[START OF Extract to read]

IBA Start-up Guide: Year 1 Roadmap

To help make it easier for you and your helpers or board members to get started, we created this timeline to help plan and execute your first year of benchmarks. For AMIBA affiliates, this is a companion to the IBA Start-up Handbook you received with your start-up materials.  Refer to the Handbook and to links provided in the roadmap for more detailed support.

You may approach milestones at different times, but our intent is to ensure you’re aware of key elements and build a solid foundation. Remember to engage a team and not do everything yourself!  Call upon AMIBA staff with questions at any time — we’re here to help you succeed!

Download this checklist to help keep you organized and on top of each element, from who is handling it, when it’s due, and when it’s complete!  But be sure to return to this page (and use your Handbook) to gain the full benefit of information on each step (we included the url on the checklist to help).

Templates and Examples

We help you get up, running, and legal — all in accordance with the IBA model.

Month 1: Legal and Practical Considerations 

– these should be in place before pursuing business memberships or accepting payments. 

    1. Take advantage of the materials you received from AMIBA. If you haven’t yet informed us of the outreach materials you’d like, please do so now to receive them promptly and put them to use in your community!
    2. Register your preferred web domain name and social media handles 
      (Even if you’re not certain you’ll use them all, try to reserve the same handle for Twitter, Instagram and Facebook and others you’ may consider)
    3. *Obtain your Federal ID # (EIN / FEIN) 

      How to Obtain your EIN
      EIN Online Application (link to IRS) 

      * If you intend to apply to the IRS for tax-exempt status (on your own or through AMIBA’s 501c6 Group Exemption Program), be aware that the IRS will revoke tax-exempt status if an organization fails to file a required annual information return or notice (990N postcard, form 990 EZ or 990) for three consecutive years.  When you apply for an EIN, you are presumed to be legally formed and the clock starts running on this three-year period.

[END OF Extract to read]
[START OF Rows]

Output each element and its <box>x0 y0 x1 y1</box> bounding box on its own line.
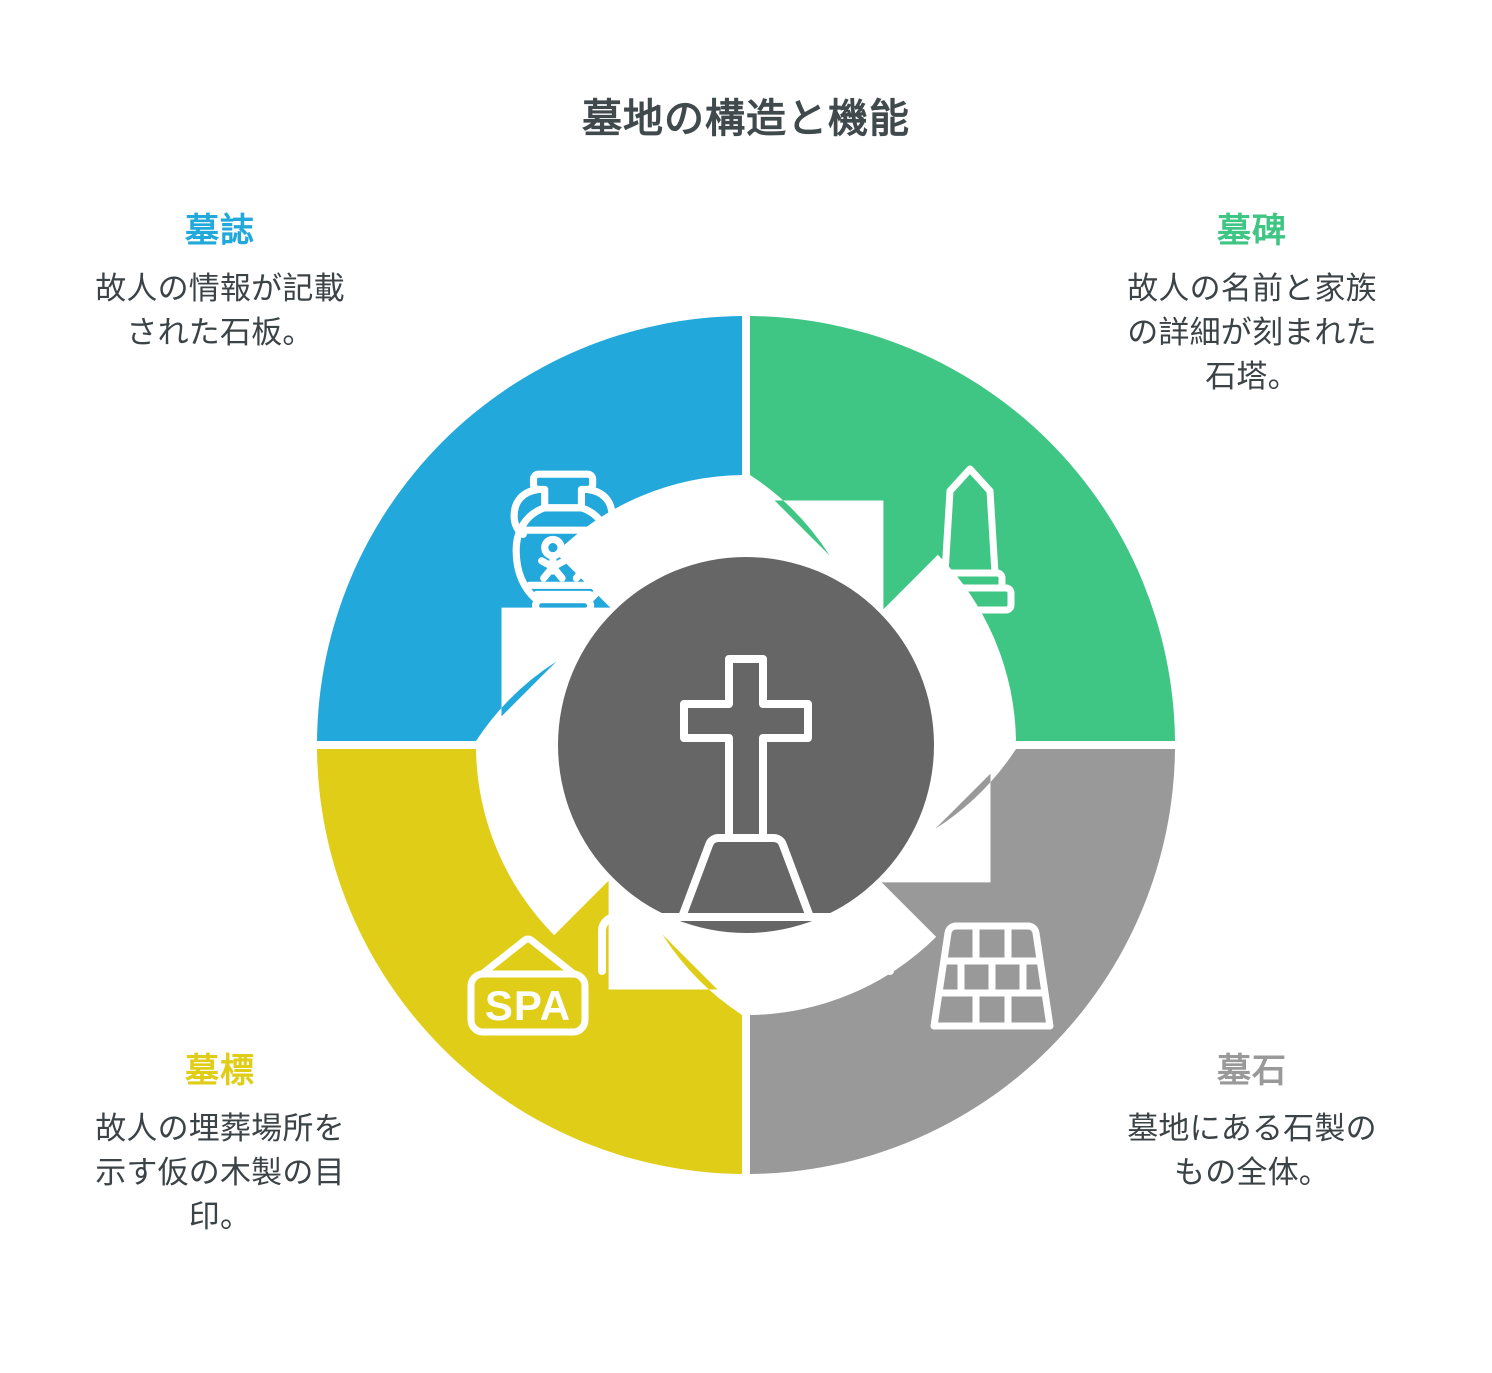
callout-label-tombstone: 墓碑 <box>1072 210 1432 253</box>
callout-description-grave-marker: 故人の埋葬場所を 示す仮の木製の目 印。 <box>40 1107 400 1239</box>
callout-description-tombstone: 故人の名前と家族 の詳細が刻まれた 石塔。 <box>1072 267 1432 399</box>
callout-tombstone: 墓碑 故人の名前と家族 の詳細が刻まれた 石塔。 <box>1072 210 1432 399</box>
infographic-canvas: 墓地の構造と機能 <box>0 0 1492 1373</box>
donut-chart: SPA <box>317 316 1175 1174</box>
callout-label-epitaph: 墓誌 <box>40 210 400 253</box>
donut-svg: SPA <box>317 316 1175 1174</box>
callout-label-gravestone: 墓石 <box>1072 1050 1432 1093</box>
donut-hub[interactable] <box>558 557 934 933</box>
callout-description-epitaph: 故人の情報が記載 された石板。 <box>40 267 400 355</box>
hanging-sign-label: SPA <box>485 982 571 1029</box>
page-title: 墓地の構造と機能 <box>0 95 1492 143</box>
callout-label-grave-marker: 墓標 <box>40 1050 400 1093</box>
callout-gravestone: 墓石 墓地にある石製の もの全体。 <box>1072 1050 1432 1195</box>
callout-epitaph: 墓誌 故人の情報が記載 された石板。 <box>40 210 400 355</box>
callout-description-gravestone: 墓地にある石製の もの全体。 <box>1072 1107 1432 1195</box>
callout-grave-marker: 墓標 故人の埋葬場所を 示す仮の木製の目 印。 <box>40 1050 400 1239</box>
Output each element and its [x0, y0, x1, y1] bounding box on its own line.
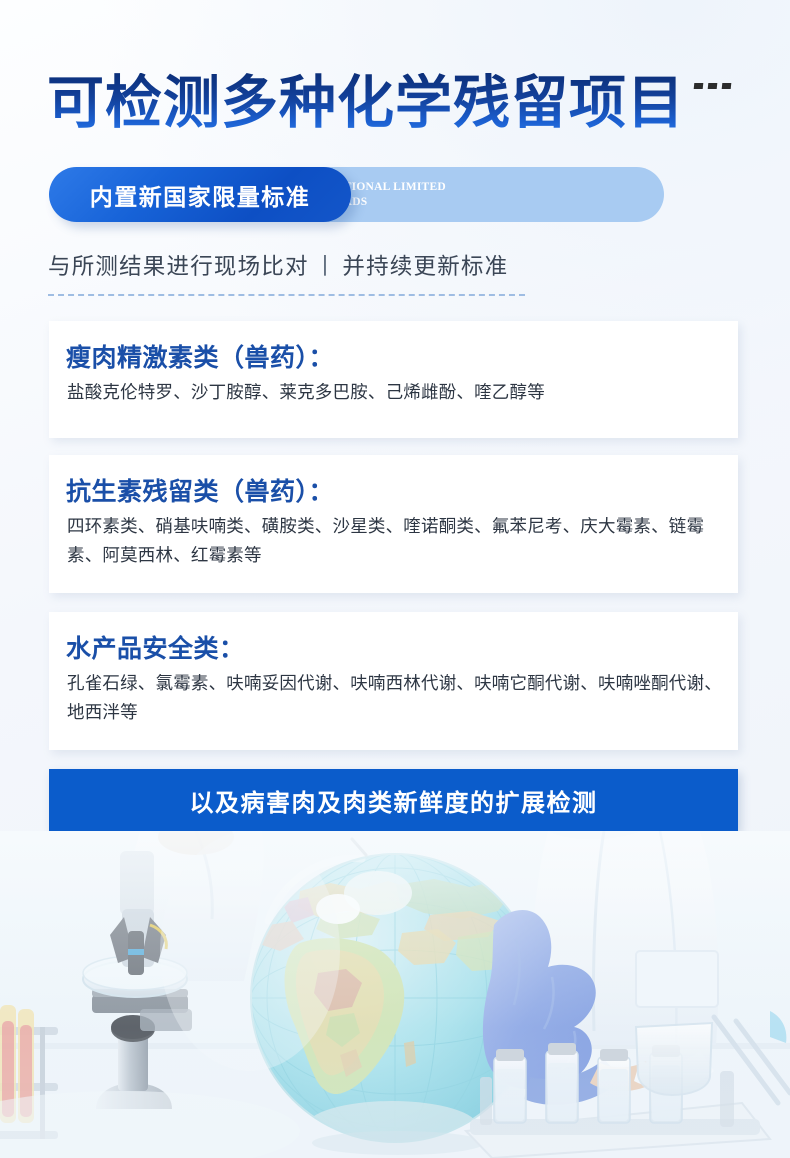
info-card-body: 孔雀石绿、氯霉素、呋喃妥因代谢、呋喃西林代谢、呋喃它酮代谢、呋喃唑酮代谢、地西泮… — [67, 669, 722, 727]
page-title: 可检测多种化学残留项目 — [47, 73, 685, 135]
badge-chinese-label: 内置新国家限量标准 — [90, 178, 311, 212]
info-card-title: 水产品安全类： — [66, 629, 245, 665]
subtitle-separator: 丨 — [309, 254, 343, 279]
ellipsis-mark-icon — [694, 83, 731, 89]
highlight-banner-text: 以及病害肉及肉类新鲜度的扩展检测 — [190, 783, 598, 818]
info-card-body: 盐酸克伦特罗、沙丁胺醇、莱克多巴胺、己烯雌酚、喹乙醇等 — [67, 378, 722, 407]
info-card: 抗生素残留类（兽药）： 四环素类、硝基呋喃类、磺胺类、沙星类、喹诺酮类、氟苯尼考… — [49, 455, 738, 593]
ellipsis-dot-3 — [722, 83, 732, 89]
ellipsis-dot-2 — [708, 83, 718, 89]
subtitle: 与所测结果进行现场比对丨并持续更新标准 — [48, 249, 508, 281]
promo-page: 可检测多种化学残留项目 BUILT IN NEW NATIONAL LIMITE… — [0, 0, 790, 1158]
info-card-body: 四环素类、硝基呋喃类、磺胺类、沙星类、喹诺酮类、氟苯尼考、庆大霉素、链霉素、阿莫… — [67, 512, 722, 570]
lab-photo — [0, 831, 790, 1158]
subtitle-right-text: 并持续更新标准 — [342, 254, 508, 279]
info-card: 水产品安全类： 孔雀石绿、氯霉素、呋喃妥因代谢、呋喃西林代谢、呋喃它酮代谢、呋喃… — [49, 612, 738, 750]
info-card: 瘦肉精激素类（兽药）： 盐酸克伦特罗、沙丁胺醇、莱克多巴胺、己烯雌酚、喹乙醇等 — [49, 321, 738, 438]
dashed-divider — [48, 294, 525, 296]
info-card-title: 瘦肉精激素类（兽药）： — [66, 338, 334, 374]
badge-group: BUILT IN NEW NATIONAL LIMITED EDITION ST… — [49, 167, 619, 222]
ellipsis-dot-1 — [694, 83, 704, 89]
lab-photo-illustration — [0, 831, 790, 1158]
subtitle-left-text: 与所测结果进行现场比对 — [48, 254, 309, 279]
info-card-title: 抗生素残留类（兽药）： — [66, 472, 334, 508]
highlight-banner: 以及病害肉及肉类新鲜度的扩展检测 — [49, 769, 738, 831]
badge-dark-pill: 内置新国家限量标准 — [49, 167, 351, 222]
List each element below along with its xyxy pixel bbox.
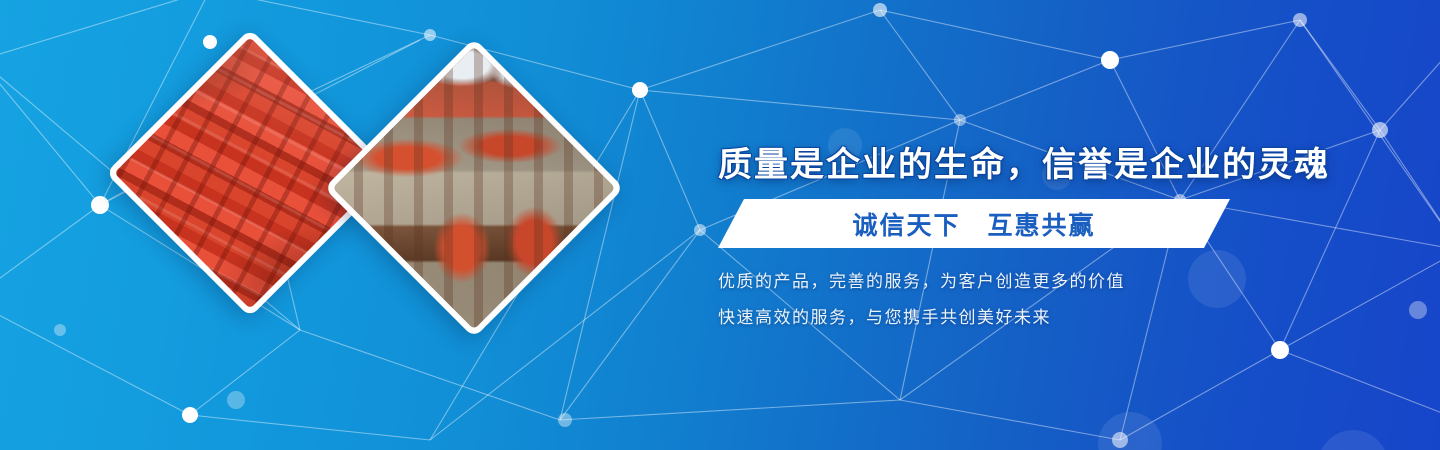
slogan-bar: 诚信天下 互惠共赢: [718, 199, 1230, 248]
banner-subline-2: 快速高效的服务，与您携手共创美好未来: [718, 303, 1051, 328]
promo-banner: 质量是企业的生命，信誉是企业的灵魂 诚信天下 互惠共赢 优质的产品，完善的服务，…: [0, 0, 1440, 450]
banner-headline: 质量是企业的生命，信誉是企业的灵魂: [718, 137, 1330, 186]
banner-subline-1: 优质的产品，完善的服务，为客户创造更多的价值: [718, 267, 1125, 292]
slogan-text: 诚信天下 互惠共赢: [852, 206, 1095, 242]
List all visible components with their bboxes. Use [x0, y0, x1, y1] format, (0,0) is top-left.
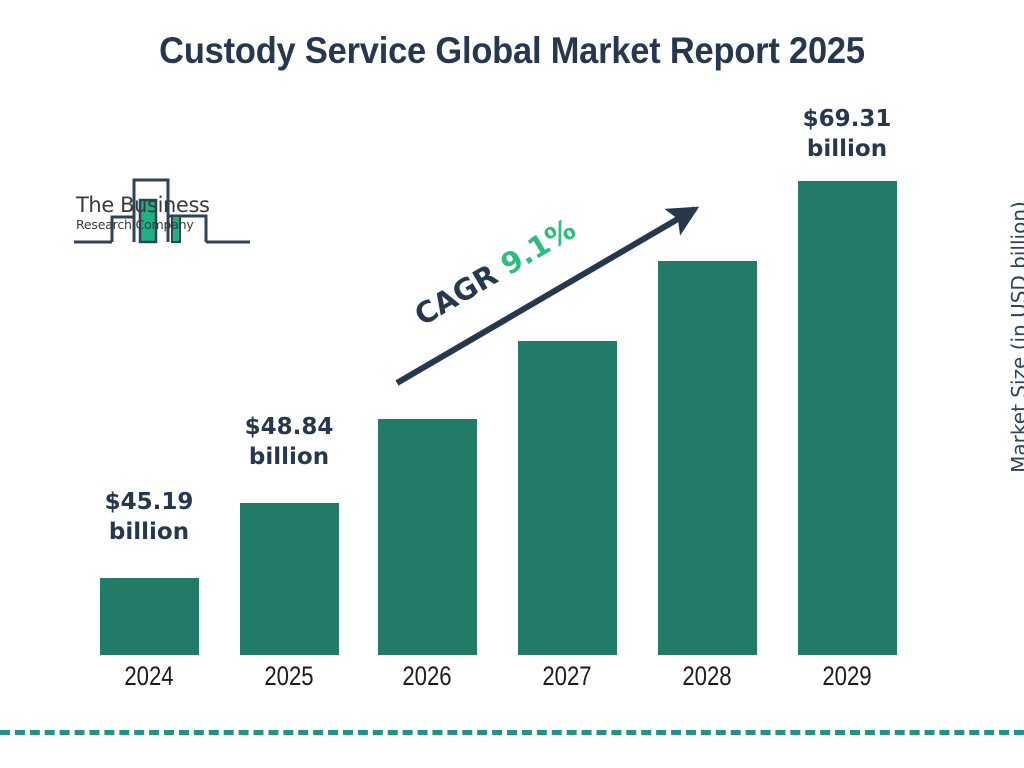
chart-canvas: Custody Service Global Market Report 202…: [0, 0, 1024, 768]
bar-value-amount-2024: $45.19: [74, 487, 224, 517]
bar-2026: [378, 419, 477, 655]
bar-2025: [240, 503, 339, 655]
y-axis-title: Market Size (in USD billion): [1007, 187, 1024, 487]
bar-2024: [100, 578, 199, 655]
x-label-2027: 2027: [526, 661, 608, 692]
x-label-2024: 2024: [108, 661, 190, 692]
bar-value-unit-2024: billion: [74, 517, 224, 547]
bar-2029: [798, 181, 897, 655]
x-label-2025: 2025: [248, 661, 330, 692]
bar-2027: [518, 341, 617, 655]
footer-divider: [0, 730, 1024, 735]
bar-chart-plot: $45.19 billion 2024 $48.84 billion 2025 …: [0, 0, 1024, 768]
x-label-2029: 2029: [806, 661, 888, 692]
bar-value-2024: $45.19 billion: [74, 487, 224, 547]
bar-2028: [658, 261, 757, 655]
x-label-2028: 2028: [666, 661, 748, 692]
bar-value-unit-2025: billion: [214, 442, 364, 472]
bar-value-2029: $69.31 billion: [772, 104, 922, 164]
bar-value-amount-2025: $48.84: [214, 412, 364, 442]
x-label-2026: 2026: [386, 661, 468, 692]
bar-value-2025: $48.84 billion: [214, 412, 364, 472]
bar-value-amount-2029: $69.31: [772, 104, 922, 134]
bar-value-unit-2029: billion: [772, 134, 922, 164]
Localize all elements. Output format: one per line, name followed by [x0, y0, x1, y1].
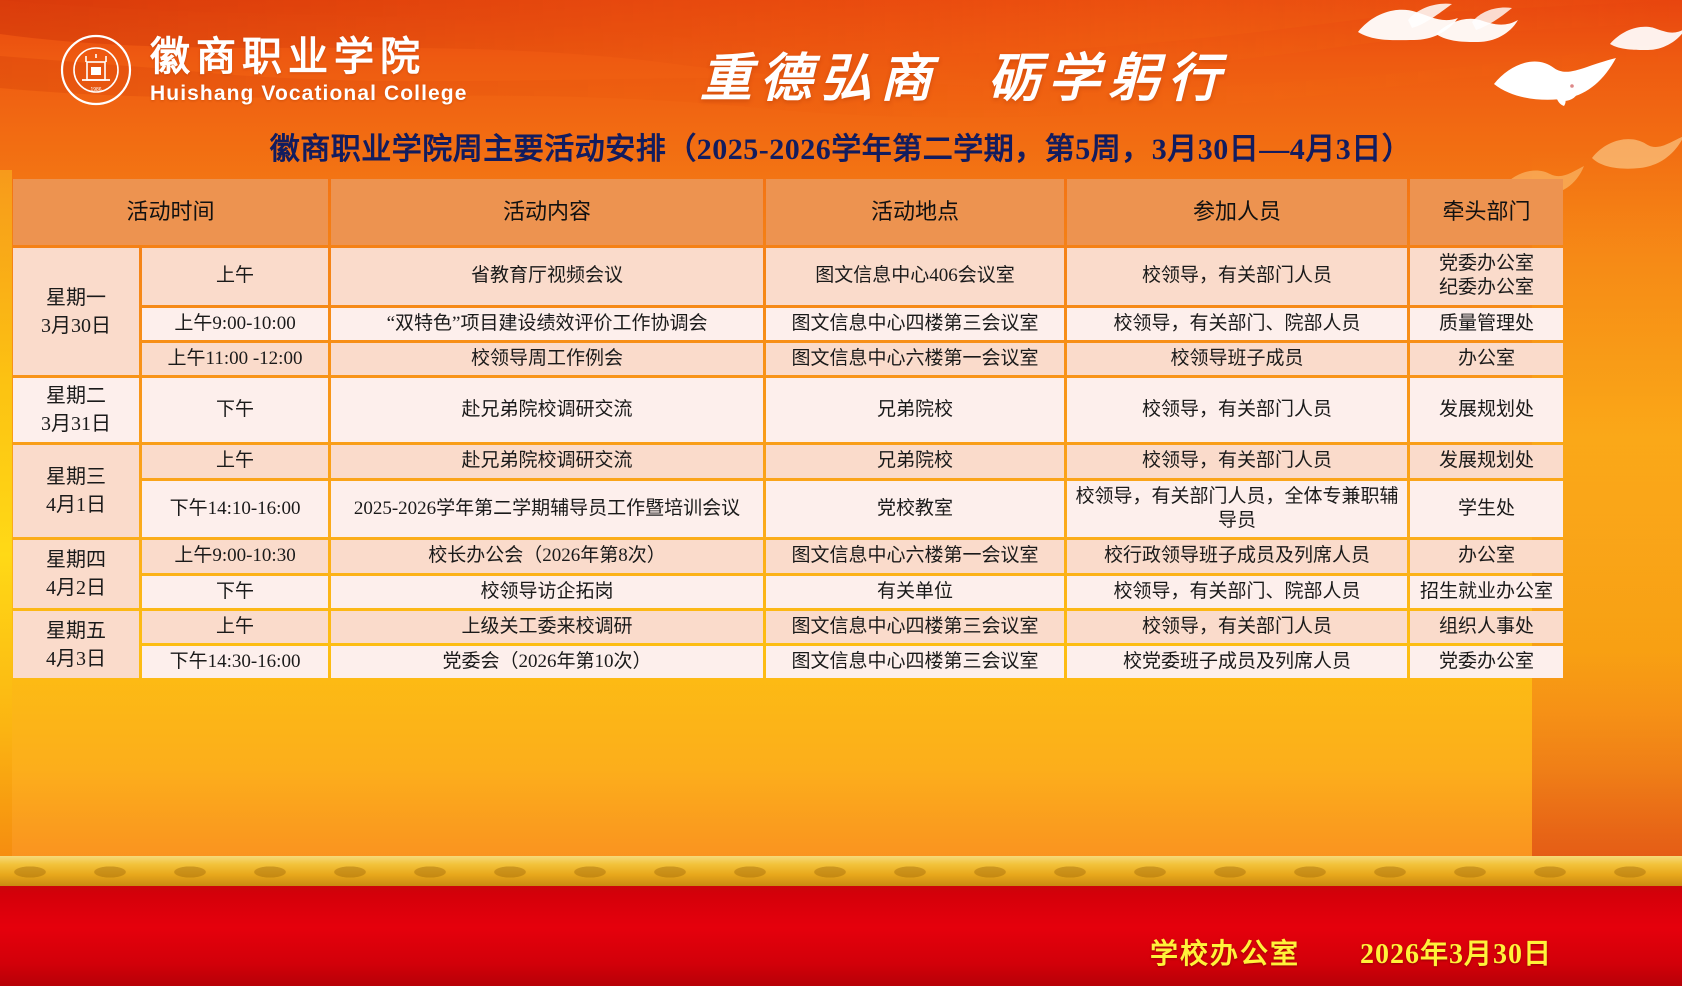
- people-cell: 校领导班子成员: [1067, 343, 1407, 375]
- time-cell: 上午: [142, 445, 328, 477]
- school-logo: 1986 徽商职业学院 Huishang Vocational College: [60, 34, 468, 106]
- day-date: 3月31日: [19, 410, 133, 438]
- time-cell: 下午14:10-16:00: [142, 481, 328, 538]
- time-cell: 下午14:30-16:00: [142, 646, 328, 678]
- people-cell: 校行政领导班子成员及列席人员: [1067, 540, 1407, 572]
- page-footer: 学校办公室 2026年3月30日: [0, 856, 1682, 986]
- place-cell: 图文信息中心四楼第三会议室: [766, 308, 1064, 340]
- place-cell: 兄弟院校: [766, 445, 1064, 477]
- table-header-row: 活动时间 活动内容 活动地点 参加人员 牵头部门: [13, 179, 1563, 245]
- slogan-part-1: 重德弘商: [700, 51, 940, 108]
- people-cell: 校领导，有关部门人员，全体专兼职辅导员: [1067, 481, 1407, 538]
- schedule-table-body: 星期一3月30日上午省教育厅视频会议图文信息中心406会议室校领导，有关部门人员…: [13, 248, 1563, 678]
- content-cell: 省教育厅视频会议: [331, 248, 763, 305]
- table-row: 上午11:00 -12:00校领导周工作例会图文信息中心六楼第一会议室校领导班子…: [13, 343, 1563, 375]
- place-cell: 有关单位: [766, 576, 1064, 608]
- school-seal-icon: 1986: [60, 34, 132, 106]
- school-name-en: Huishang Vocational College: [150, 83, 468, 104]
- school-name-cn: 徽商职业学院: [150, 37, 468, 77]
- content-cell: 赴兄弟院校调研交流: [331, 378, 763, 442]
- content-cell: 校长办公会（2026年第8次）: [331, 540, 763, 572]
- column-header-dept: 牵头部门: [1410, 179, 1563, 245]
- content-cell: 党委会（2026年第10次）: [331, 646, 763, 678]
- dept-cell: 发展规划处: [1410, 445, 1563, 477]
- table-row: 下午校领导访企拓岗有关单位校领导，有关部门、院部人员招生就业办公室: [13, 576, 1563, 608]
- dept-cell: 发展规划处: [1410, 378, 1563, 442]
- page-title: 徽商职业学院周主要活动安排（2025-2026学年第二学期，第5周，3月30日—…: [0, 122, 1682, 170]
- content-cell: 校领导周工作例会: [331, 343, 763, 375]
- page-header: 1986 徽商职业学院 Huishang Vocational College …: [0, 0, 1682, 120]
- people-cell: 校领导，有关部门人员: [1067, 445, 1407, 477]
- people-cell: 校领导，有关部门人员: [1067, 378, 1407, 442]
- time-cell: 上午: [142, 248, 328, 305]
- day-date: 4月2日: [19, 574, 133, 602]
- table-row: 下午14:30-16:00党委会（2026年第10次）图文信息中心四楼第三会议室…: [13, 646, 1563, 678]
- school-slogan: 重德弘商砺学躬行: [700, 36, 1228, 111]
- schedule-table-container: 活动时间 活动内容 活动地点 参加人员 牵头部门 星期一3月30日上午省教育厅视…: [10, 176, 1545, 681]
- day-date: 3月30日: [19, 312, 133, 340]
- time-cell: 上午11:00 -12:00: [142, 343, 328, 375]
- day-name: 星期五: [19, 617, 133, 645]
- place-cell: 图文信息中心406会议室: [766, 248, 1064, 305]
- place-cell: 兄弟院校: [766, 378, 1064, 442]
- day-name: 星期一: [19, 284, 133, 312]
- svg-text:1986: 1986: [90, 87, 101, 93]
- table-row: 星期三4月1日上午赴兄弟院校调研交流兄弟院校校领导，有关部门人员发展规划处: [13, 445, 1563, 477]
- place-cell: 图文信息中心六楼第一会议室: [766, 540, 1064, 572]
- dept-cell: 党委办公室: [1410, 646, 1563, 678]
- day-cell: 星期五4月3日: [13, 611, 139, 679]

[END OF Rows]

## Problems and tasks
a - Name every social media platform that the start-up roadmap mentions by name.
b - Extend the start-up roadmap from where it stops.

## Task-by-task answers
a - Twitter, Instagram, Facebook

b -
      We have inserted securing the EIN here because many banks require it to open a non-profit checking account.  You can put off securing your EIN until you absolutely need it.  Alternately, you can secure it now, but with our advice to start submitting the annual 990 the year following your group’s formation (it’s due 4 1/2 months following the end of your fiscal year).

    4. Establish your physical address

      Unless you have an assurance of a long-term office address, consider renting a post office box or using a stable residential address.  Please inform AMIBA of any address changes, as we want to ensure that we can provide your most current contact information and stay in touch.

    5. Create your organization’s generic email address – even if this is temporary, we recommend creating a Gmail address for your organization that would stay with your organization as it grows. Please provide this to AMIBA as well.
    6. Establish your Board of Directors

      Board of Directors Overview
      – Questions to ask Board Candidates
       Sample Board Member Agreement

    7. Create your Articles of Incorporation (this gains you non-profit status and provides your organization with limited liability and indemnity for your board of directors).  We’ve crafted language to help you file your Articles right the first time — and in readiness for potential 501c6 tax-exempt status application. Also see 501c3 or 501c6: Which should we choose? And Resources for Tax-Exempt Groups — what you need to know to keep your status current and to comply with federal and state laws.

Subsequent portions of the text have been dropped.